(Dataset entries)
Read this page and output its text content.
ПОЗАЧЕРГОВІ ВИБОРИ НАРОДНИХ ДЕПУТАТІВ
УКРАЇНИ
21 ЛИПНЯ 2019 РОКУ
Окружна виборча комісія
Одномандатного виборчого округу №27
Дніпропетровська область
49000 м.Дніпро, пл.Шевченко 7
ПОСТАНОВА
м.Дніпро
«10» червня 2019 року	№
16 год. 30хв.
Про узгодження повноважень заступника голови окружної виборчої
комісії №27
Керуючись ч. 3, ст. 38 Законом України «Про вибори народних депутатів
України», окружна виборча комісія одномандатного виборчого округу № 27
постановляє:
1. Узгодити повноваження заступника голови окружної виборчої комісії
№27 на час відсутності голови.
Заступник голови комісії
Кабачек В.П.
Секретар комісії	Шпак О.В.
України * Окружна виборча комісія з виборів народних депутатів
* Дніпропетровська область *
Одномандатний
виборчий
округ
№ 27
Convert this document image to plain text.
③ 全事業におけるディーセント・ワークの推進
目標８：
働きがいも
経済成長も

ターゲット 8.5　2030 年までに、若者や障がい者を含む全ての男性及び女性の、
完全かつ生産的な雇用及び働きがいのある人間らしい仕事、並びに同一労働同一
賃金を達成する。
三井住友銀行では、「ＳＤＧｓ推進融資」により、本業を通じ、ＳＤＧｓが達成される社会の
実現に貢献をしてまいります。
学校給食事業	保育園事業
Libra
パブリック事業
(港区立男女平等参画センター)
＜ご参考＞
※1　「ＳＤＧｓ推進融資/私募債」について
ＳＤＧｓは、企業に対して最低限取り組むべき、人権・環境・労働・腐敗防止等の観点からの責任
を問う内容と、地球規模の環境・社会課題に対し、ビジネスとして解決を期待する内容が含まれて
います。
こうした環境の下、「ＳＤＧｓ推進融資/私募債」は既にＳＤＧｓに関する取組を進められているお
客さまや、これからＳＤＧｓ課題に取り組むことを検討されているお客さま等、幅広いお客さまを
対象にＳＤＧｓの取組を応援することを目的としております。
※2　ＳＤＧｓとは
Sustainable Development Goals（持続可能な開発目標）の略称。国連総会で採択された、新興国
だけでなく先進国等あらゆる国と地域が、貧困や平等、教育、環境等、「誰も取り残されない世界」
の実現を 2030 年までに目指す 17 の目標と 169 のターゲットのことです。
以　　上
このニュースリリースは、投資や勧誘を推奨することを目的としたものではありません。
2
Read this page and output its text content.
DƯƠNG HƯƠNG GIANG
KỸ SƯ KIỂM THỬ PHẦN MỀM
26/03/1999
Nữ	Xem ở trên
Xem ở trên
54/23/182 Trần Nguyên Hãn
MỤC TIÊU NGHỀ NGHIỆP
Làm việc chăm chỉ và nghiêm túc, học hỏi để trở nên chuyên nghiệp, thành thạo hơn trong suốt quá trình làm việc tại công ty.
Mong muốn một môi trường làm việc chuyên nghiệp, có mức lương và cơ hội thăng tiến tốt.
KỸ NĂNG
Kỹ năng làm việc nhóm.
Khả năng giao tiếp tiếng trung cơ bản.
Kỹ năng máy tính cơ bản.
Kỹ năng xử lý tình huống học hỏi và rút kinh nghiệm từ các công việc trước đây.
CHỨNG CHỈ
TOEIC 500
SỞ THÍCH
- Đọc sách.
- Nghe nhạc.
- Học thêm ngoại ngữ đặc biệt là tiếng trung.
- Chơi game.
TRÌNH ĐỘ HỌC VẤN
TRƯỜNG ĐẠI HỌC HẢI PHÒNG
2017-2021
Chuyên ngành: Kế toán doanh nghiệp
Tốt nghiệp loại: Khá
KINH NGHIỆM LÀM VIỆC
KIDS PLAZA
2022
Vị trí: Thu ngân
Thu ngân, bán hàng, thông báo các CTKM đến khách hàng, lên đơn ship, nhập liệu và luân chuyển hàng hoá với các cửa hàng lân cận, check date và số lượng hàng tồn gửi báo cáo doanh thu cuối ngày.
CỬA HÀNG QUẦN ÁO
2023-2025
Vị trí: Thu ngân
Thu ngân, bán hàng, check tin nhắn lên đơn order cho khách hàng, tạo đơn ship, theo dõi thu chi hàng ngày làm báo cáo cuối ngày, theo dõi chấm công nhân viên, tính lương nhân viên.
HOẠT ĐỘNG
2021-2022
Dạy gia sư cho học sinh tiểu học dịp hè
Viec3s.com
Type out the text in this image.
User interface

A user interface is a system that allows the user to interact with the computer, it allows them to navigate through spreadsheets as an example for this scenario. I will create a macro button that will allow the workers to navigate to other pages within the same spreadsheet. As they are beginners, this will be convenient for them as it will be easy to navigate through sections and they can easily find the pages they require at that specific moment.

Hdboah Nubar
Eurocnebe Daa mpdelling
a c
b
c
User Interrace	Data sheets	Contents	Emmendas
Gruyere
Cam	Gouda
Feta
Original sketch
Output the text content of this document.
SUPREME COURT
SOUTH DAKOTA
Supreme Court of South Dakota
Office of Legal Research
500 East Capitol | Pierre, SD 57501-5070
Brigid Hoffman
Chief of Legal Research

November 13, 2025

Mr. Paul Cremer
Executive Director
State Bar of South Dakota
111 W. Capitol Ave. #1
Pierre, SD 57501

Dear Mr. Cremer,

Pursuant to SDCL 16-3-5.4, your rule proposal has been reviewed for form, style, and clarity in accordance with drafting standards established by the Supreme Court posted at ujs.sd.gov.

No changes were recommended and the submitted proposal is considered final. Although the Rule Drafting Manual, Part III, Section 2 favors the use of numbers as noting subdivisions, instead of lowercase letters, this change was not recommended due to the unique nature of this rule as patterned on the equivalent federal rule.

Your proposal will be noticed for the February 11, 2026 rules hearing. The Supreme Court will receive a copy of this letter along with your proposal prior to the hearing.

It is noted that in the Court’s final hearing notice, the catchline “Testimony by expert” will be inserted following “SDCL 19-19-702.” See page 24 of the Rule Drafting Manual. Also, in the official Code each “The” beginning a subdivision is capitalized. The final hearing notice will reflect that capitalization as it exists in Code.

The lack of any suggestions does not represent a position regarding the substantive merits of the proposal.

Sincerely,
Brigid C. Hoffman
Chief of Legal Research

__EXERCISE DIRECTIONS__
Return the entries above exactly as they appear.

__RESULT OF THE EXERCISE__
Read this page and output its text content.
ПОЗАЧЕРГОВІ ВИБОРИ НАРОДНИХ ДЕПУТАТІВ
УКРАЇНИ
21 ЛИПНЯ 2019 РОКУ
Окружна виборча комісія
Одномандатного виборчого округу №27
Дніпропетровська область
49000 м.Дніпро, пл.Шевченко 7
ПОСТАНОВА
м.Дніпро
«10» червня 2019 року	№
16 год. 30хв.
Про узгодження повноважень заступника голови окружної виборчої
комісії №27
Керуючись ч. 3, ст. 38 Законом України «Про вибори народних депутатів
України», окружна виборча комісія одномандатного виборчого округу № 27
постановляє:
1. Узгодити повноваження заступника голови окружної виборчої комісії
№27 на час відсутності голови.
Заступник голови комісії
Кабачек В.П.
Секретар комісії	Шпак О.В.
України * Окружна виборча комісія з виборів народних депутатів
* Дніпропетровська область *
Одномандатний
виборчий
округ
№ 27
Convert this document image to plain text.
③ 全事業におけるディーセント・ワークの推進
目標８：
働きがいも
経済成長も

ターゲット 8.5　2030 年までに、若者や障がい者を含む全ての男性及び女性の、
完全かつ生産的な雇用及び働きがいのある人間らしい仕事、並びに同一労働同一
賃金を達成する。
三井住友銀行では、「ＳＤＧｓ推進融資」により、本業を通じ、ＳＤＧｓが達成される社会の
実現に貢献をしてまいります。
学校給食事業	保育園事業
Libra
パブリック事業
(港区立男女平等参画センター)
＜ご参考＞
※1　「ＳＤＧｓ推進融資/私募債」について
ＳＤＧｓは、企業に対して最低限取り組むべき、人権・環境・労働・腐敗防止等の観点からの責任
を問う内容と、地球規模の環境・社会課題に対し、ビジネスとして解決を期待する内容が含まれて
います。
こうした環境の下、「ＳＤＧｓ推進融資/私募債」は既にＳＤＧｓに関する取組を進められているお
客さまや、これからＳＤＧｓ課題に取り組むことを検討されているお客さま等、幅広いお客さまを
対象にＳＤＧｓの取組を応援することを目的としております。
※2　ＳＤＧｓとは
Sustainable Development Goals（持続可能な開発目標）の略称。国連総会で採択された、新興国
だけでなく先進国等あらゆる国と地域が、貧困や平等、教育、環境等、「誰も取り残されない世界」
の実現を 2030 年までに目指す 17 の目標と 169 のターゲットのことです。
以　　上
このニュースリリースは、投資や勧誘を推奨することを目的としたものではありません。
2
Read this page and output its text content.
DƯƠNG HƯƠNG GIANG
KỸ SƯ KIỂM THỬ PHẦN MỀM
26/03/1999
Nữ	Xem ở trên
Xem ở trên
54/23/182 Trần Nguyên Hãn
MỤC TIÊU NGHỀ NGHIỆP
Làm việc chăm chỉ và nghiêm túc, học hỏi để trở nên chuyên nghiệp, thành thạo hơn trong suốt quá trình làm việc tại công ty.
Mong muốn một môi trường làm việc chuyên nghiệp, có mức lương và cơ hội thăng tiến tốt.
KỸ NĂNG
Kỹ năng làm việc nhóm.
Khả năng giao tiếp tiếng trung cơ bản.
Kỹ năng máy tính cơ bản.
Kỹ năng xử lý tình huống học hỏi và rút kinh nghiệm từ các công việc trước đây.
CHỨNG CHỈ
TOEIC 500
SỞ THÍCH
- Đọc sách.
- Nghe nhạc.
- Học thêm ngoại ngữ đặc biệt là tiếng trung.
- Chơi game.
TRÌNH ĐỘ HỌC VẤN
TRƯỜNG ĐẠI HỌC HẢI PHÒNG
2017-2021
Chuyên ngành: Kế toán doanh nghiệp
Tốt nghiệp loại: Khá
KINH NGHIỆM LÀM VIỆC
KIDS PLAZA
2022
Vị trí: Thu ngân
Thu ngân, bán hàng, thông báo các CTKM đến khách hàng, lên đơn ship, nhập liệu và luân chuyển hàng hoá với các cửa hàng lân cận, check date và số lượng hàng tồn gửi báo cáo doanh thu cuối ngày.
CỬA HÀNG QUẦN ÁO
2023-2025
Vị trí: Thu ngân
Thu ngân, bán hàng, check tin nhắn lên đơn order cho khách hàng, tạo đơn ship, theo dõi thu chi hàng ngày làm báo cáo cuối ngày, theo dõi chấm công nhân viên, tính lương nhân viên.
HOẠT ĐỘNG
2021-2022
Dạy gia sư cho học sinh tiểu học dịp hè
Viec3s.com
Type out the text in this image.
User interface

A user interface is a system that allows the user to interact with the computer, it allows them to navigate through spreadsheets as an example for this scenario. I will create a macro button that will allow the workers to navigate to other pages within the same spreadsheet. As they are beginners, this will be convenient for them as it will be easy to navigate through sections and they can easily find the pages they require at that specific moment.

Hdboah Nubar
Eurocnebe Daa mpdelling
a c
b
c
User Interrace	Data sheets	Contents	Emmendas
Gruyere
Cam	Gouda
Feta
Original sketch
Output the text content of this document.
SUPREME COURT
SOUTH DAKOTA
Supreme Court of South Dakota
Office of Legal Research
500 East Capitol | Pierre, SD 57501-5070
Brigid Hoffman
Chief of Legal Research

November 13, 2025

Mr. Paul Cremer
Executive Director
State Bar of South Dakota
111 W. Capitol Ave. #1
Pierre, SD 57501

Dear Mr. Cremer,

Pursuant to SDCL 16-3-5.4, your rule proposal has been reviewed for form, style, and clarity in accordance with drafting standards established by the Supreme Court posted at ujs.sd.gov.

No changes were recommended and the submitted proposal is considered final. Although the Rule Drafting Manual, Part III, Section 2 favors the use of numbers as noting subdivisions, instead of lowercase letters, this change was not recommended due to the unique nature of this rule as patterned on the equivalent federal rule.

Your proposal will be noticed for the February 11, 2026 rules hearing. The Supreme Court will receive a copy of this letter along with your proposal prior to the hearing.

It is noted that in the Court’s final hearing notice, the catchline “Testimony by expert” will be inserted following “SDCL 19-19-702.” See page 24 of the Rule Drafting Manual. Also, in the official Code each “The” beginning a subdivision is capitalized. The final hearing notice will reflect that capitalization as it exists in Code.

The lack of any suggestions does not represent a position regarding the substantive merits of the proposal.

Sincerely,
Brigid C. Hoffman
Chief of Legal Research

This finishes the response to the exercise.